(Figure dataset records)

--*--

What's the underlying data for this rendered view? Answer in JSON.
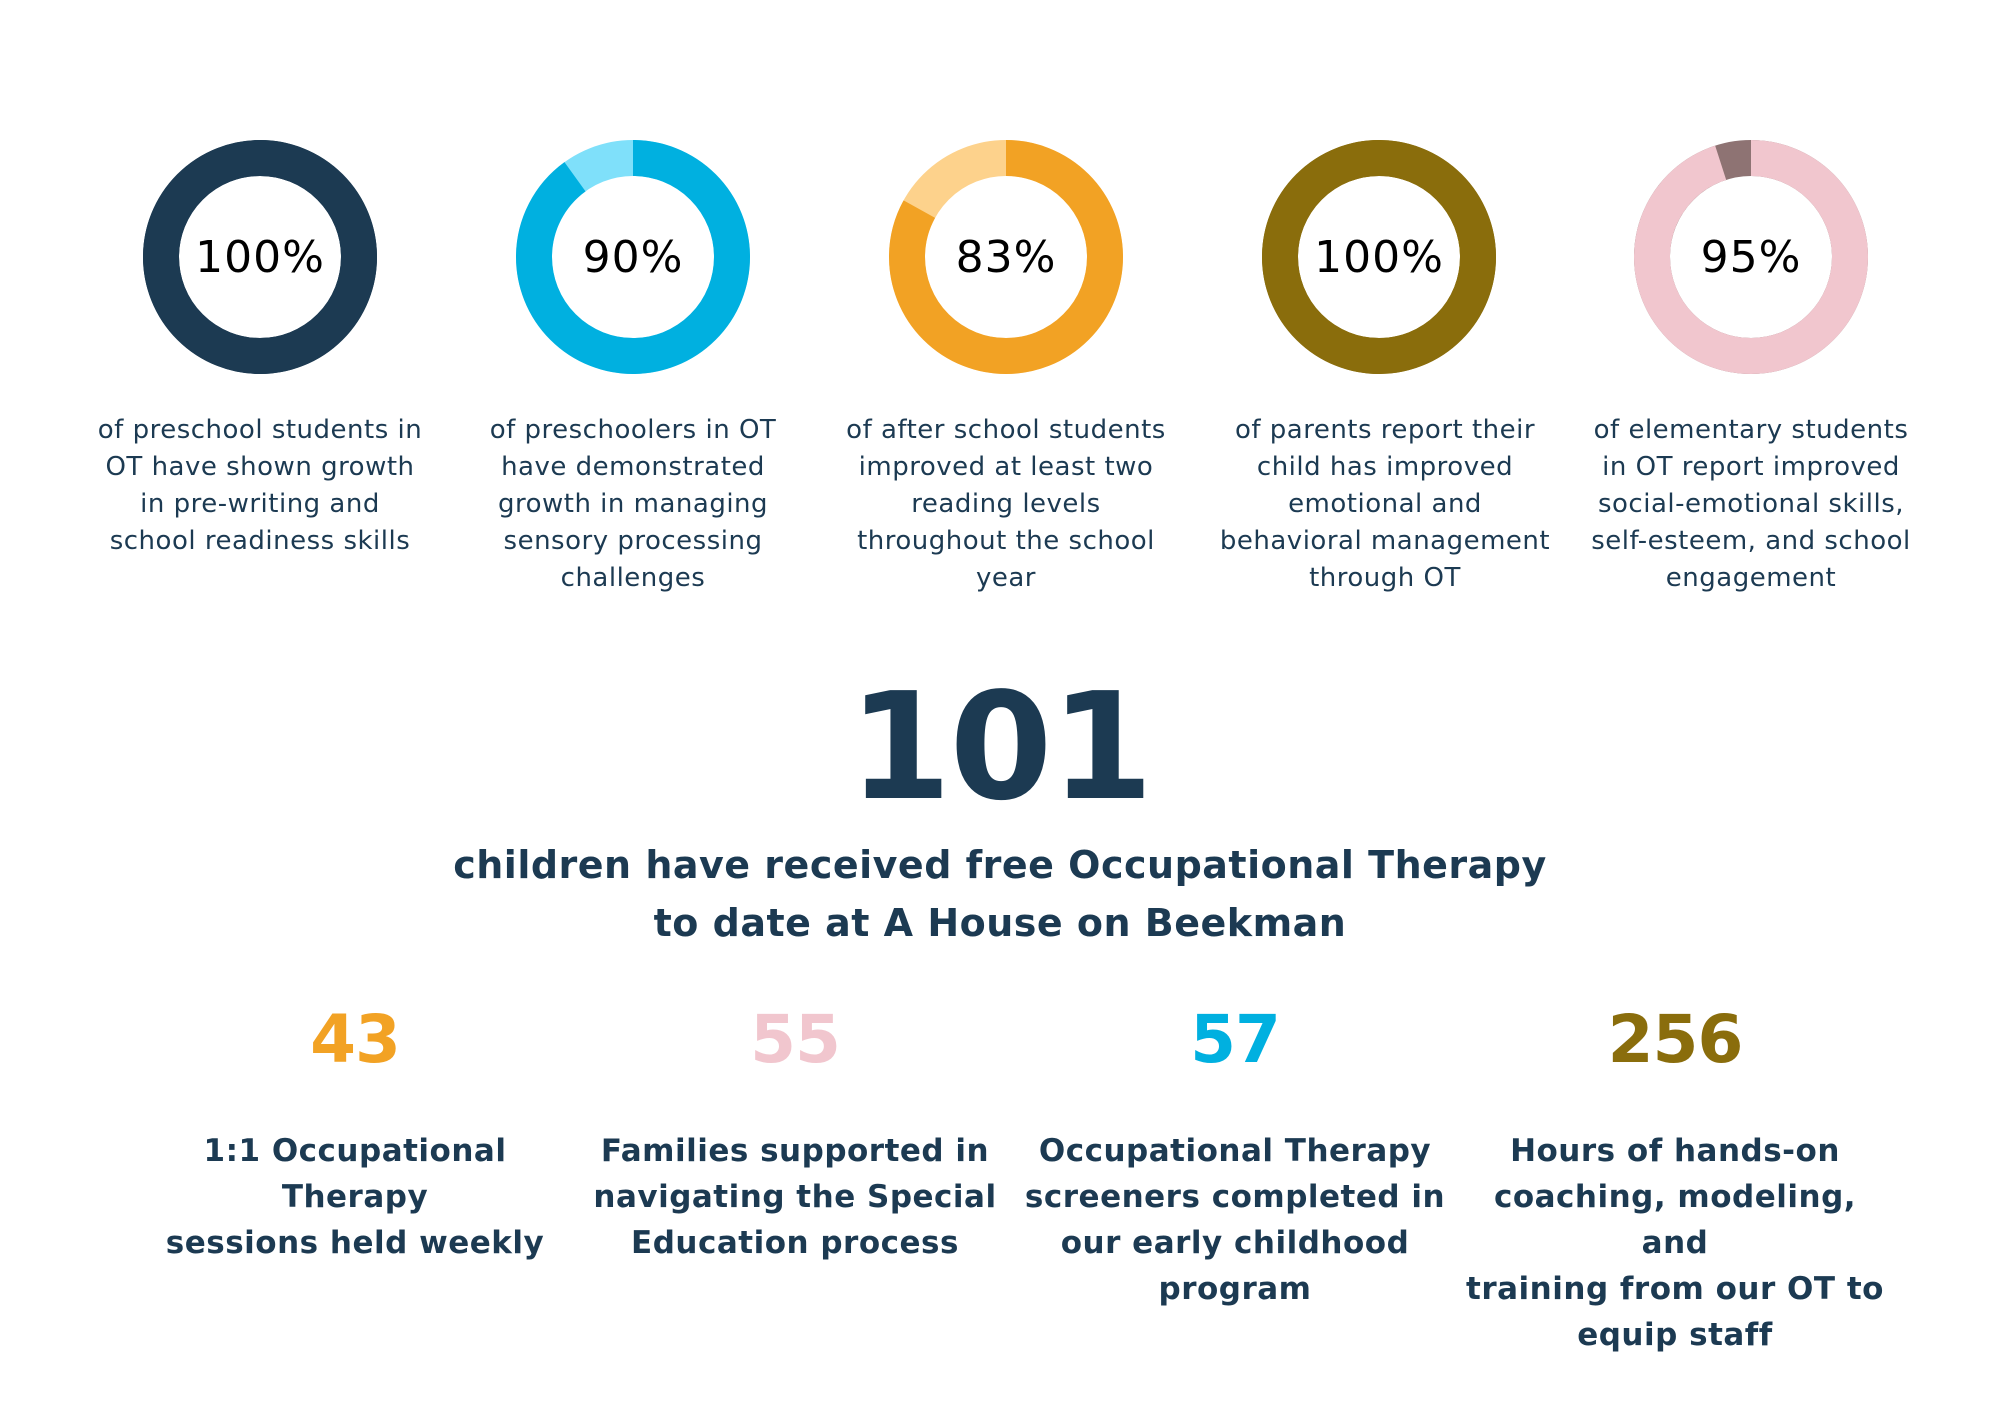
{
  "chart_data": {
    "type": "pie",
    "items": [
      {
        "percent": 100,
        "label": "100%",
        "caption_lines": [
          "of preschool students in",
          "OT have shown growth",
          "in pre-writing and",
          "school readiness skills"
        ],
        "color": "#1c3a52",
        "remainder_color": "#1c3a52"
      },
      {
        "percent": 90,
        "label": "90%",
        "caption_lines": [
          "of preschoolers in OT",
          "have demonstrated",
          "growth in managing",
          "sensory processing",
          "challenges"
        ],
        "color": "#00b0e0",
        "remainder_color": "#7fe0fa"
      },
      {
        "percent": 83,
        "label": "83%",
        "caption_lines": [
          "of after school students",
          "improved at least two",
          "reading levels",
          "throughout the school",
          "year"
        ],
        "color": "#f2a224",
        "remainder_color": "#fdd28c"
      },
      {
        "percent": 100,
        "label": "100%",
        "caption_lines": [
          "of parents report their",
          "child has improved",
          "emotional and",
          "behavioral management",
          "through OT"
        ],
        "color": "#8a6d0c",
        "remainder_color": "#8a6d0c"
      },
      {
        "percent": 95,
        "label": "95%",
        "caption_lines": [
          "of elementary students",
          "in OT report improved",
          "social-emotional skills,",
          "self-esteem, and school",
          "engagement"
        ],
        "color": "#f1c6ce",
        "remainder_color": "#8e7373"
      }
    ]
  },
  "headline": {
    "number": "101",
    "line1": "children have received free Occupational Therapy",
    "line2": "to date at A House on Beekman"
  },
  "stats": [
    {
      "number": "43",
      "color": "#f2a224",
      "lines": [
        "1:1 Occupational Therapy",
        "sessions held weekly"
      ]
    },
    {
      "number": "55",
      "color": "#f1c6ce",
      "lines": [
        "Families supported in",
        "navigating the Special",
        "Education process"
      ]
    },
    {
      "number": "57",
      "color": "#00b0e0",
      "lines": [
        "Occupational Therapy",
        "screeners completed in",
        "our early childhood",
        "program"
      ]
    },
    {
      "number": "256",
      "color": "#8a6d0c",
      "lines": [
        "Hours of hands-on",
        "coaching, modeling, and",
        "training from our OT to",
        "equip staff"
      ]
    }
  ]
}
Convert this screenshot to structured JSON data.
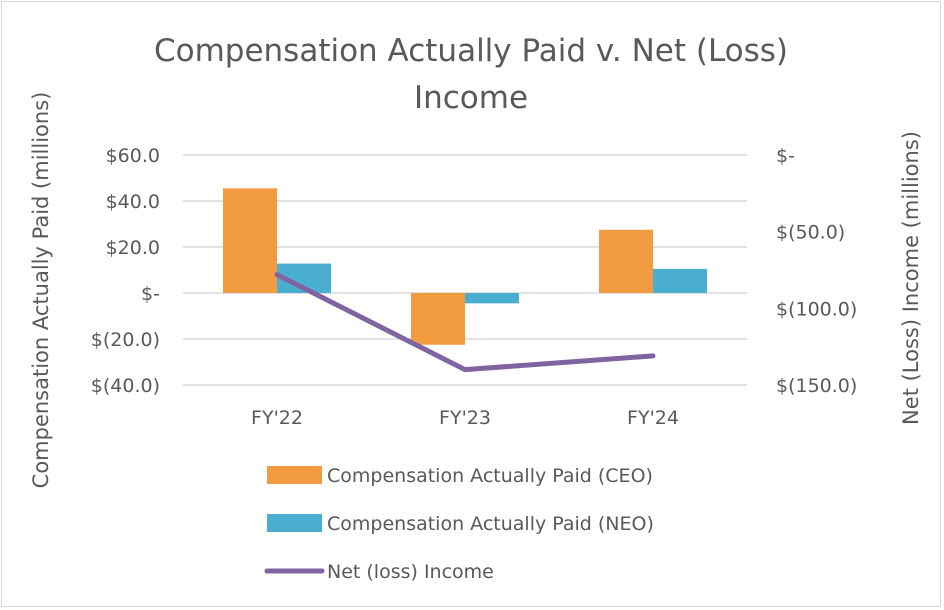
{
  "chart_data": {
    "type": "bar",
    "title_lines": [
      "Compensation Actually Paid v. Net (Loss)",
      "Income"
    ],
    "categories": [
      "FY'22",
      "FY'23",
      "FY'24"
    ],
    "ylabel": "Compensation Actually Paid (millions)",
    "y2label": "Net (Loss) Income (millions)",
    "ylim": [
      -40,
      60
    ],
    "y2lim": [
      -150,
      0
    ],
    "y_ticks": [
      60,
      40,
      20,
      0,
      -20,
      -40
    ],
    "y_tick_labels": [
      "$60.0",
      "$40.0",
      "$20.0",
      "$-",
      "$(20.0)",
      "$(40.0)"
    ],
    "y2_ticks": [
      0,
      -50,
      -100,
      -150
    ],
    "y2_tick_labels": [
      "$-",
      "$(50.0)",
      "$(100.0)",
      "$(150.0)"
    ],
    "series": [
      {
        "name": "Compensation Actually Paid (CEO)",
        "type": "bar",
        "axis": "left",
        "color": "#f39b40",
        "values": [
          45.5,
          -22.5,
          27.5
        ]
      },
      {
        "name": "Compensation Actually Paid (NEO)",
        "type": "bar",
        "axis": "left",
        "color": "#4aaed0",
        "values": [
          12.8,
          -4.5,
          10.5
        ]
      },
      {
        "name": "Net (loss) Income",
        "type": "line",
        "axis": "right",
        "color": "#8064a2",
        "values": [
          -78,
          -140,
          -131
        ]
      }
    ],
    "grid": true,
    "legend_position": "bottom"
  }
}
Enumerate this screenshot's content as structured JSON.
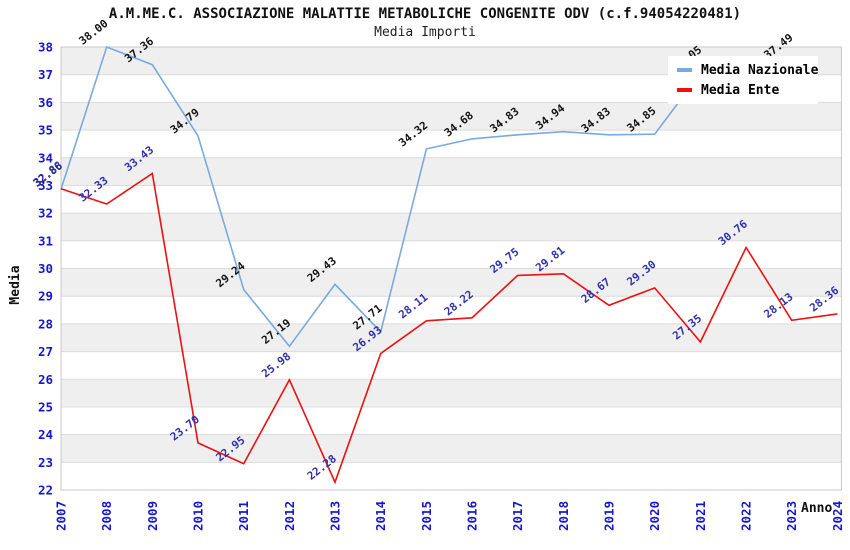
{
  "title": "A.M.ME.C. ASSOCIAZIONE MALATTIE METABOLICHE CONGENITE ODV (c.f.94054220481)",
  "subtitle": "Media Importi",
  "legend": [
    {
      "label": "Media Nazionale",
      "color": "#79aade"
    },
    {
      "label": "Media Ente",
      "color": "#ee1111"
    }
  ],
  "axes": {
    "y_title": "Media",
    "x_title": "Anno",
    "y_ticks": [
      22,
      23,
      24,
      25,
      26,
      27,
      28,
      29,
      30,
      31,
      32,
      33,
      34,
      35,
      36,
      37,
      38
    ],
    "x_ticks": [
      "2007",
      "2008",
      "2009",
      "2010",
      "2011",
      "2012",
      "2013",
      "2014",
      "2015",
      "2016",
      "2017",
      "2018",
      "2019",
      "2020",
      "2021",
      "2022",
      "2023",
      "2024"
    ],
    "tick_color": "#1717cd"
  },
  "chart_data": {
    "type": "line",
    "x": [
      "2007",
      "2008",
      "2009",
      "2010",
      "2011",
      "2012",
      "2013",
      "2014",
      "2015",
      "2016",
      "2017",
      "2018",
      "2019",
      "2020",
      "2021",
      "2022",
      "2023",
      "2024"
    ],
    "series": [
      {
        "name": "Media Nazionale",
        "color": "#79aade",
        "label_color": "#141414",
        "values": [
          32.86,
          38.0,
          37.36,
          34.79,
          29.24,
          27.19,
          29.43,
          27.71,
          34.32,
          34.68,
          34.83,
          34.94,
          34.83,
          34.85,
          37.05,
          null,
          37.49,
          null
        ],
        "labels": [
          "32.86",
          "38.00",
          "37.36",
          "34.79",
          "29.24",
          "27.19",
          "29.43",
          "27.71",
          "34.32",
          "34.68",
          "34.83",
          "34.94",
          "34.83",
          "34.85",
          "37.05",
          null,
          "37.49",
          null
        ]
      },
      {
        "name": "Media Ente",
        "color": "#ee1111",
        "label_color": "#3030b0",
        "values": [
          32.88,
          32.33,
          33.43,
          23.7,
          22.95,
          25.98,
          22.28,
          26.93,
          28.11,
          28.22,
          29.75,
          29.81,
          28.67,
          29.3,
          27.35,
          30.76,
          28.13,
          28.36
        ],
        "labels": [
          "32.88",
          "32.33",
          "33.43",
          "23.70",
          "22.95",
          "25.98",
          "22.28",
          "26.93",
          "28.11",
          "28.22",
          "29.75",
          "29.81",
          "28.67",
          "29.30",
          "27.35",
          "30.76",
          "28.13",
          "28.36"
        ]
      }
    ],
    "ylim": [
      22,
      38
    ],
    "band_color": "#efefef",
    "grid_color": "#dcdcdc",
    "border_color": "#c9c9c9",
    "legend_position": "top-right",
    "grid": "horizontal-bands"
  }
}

--*--

**Task brief**
Omit every picture while copying the listing above exactly.

**Correct output**
What's the underlying data for this rendered view? Answer in JSON.
{
  "chart_data": {
    "type": "pie",
    "items": [
      {
        "percent": 100,
        "label": "100%",
        "caption_lines": [
          "of preschool students in",
          "OT have shown growth",
          "in pre-writing and",
          "school readiness skills"
        ],
        "color": "#1c3a52",
        "remainder_color": "#1c3a52"
      },
      {
        "percent": 90,
        "label": "90%",
        "caption_lines": [
          "of preschoolers in OT",
          "have demonstrated",
          "growth in managing",
          "sensory processing",
          "challenges"
        ],
        "color": "#00b0e0",
        "remainder_color": "#7fe0fa"
      },
      {
        "percent": 83,
        "label": "83%",
        "caption_lines": [
          "of after school students",
          "improved at least two",
          "reading levels",
          "throughout the school",
          "year"
        ],
        "color": "#f2a224",
        "remainder_color": "#fdd28c"
      },
      {
        "percent": 100,
        "label": "100%",
        "caption_lines": [
          "of parents report their",
          "child has improved",
          "emotional and",
          "behavioral management",
          "through OT"
        ],
        "color": "#8a6d0c",
        "remainder_color": "#8a6d0c"
      },
      {
        "percent": 95,
        "label": "95%",
        "caption_lines": [
          "of elementary students",
          "in OT report improved",
          "social-emotional skills,",
          "self-esteem, and school",
          "engagement"
        ],
        "color": "#f1c6ce",
        "remainder_color": "#8e7373"
      }
    ]
  },
  "headline": {
    "number": "101",
    "line1": "children have received free Occupational Therapy",
    "line2": "to date at A House on Beekman"
  },
  "stats": [
    {
      "number": "43",
      "color": "#f2a224",
      "lines": [
        "1:1 Occupational Therapy",
        "sessions held weekly"
      ]
    },
    {
      "number": "55",
      "color": "#f1c6ce",
      "lines": [
        "Families supported in",
        "navigating the Special",
        "Education process"
      ]
    },
    {
      "number": "57",
      "color": "#00b0e0",
      "lines": [
        "Occupational Therapy",
        "screeners completed in",
        "our early childhood",
        "program"
      ]
    },
    {
      "number": "256",
      "color": "#8a6d0c",
      "lines": [
        "Hours of hands-on",
        "coaching, modeling, and",
        "training from our OT to",
        "equip staff"
      ]
    }
  ]
}
Convert this screenshot to structured JSON data.
{
  "chart_data": {
    "type": "bar",
    "title_lines": [
      "Compensation Actually Paid v. Net (Loss)",
      "Income"
    ],
    "categories": [
      "FY'22",
      "FY'23",
      "FY'24"
    ],
    "ylabel": "Compensation Actually Paid (millions)",
    "y2label": "Net (Loss) Income (millions)",
    "ylim": [
      -40,
      60
    ],
    "y2lim": [
      -150,
      0
    ],
    "y_ticks": [
      60,
      40,
      20,
      0,
      -20,
      -40
    ],
    "y_tick_labels": [
      "$60.0",
      "$40.0",
      "$20.0",
      "$-",
      "$(20.0)",
      "$(40.0)"
    ],
    "y2_ticks": [
      0,
      -50,
      -100,
      -150
    ],
    "y2_tick_labels": [
      "$-",
      "$(50.0)",
      "$(100.0)",
      "$(150.0)"
    ],
    "series": [
      {
        "name": "Compensation Actually Paid (CEO)",
        "type": "bar",
        "axis": "left",
        "color": "#f39b40",
        "values": [
          45.5,
          -22.5,
          27.5
        ]
      },
      {
        "name": "Compensation Actually Paid (NEO)",
        "type": "bar",
        "axis": "left",
        "color": "#4aaed0",
        "values": [
          12.8,
          -4.5,
          10.5
        ]
      },
      {
        "name": "Net (loss) Income",
        "type": "line",
        "axis": "right",
        "color": "#8064a2",
        "values": [
          -78,
          -140,
          -131
        ]
      }
    ],
    "grid": true,
    "legend_position": "bottom"
  }
}
Enumerate this screenshot's content as structured JSON.
{
  "title": "A.M.ME.C. ASSOCIAZIONE MALATTIE METABOLICHE CONGENITE ODV (c.f.94054220481)",
  "subtitle": "Media Importi",
  "legend": [
    {
      "label": "Media Nazionale",
      "color": "#79aade"
    },
    {
      "label": "Media Ente",
      "color": "#ee1111"
    }
  ],
  "axes": {
    "y_title": "Media",
    "x_title": "Anno",
    "y_ticks": [
      22,
      23,
      24,
      25,
      26,
      27,
      28,
      29,
      30,
      31,
      32,
      33,
      34,
      35,
      36,
      37,
      38
    ],
    "x_ticks": [
      "2007",
      "2008",
      "2009",
      "2010",
      "2011",
      "2012",
      "2013",
      "2014",
      "2015",
      "2016",
      "2017",
      "2018",
      "2019",
      "2020",
      "2021",
      "2022",
      "2023",
      "2024"
    ],
    "tick_color": "#1717cd"
  },
  "chart_data": {
    "type": "line",
    "x": [
      "2007",
      "2008",
      "2009",
      "2010",
      "2011",
      "2012",
      "2013",
      "2014",
      "2015",
      "2016",
      "2017",
      "2018",
      "2019",
      "2020",
      "2021",
      "2022",
      "2023",
      "2024"
    ],
    "series": [
      {
        "name": "Media Nazionale",
        "color": "#79aade",
        "label_color": "#141414",
        "values": [
          32.86,
          38.0,
          37.36,
          34.79,
          29.24,
          27.19,
          29.43,
          27.71,
          34.32,
          34.68,
          34.83,
          34.94,
          34.83,
          34.85,
          37.05,
          null,
          37.49,
          null
        ],
        "labels": [
          "32.86",
          "38.00",
          "37.36",
          "34.79",
          "29.24",
          "27.19",
          "29.43",
          "27.71",
          "34.32",
          "34.68",
          "34.83",
          "34.94",
          "34.83",
          "34.85",
          "37.05",
          null,
          "37.49",
          null
        ]
      },
      {
        "name": "Media Ente",
        "color": "#ee1111",
        "label_color": "#3030b0",
        "values": [
          32.88,
          32.33,
          33.43,
          23.7,
          22.95,
          25.98,
          22.28,
          26.93,
          28.11,
          28.22,
          29.75,
          29.81,
          28.67,
          29.3,
          27.35,
          30.76,
          28.13,
          28.36
        ],
        "labels": [
          "32.88",
          "32.33",
          "33.43",
          "23.70",
          "22.95",
          "25.98",
          "22.28",
          "26.93",
          "28.11",
          "28.22",
          "29.75",
          "29.81",
          "28.67",
          "29.30",
          "27.35",
          "30.76",
          "28.13",
          "28.36"
        ]
      }
    ],
    "ylim": [
      22,
      38
    ],
    "band_color": "#efefef",
    "grid_color": "#dcdcdc",
    "border_color": "#c9c9c9",
    "legend_position": "top-right",
    "grid": "horizontal-bands"
  }
}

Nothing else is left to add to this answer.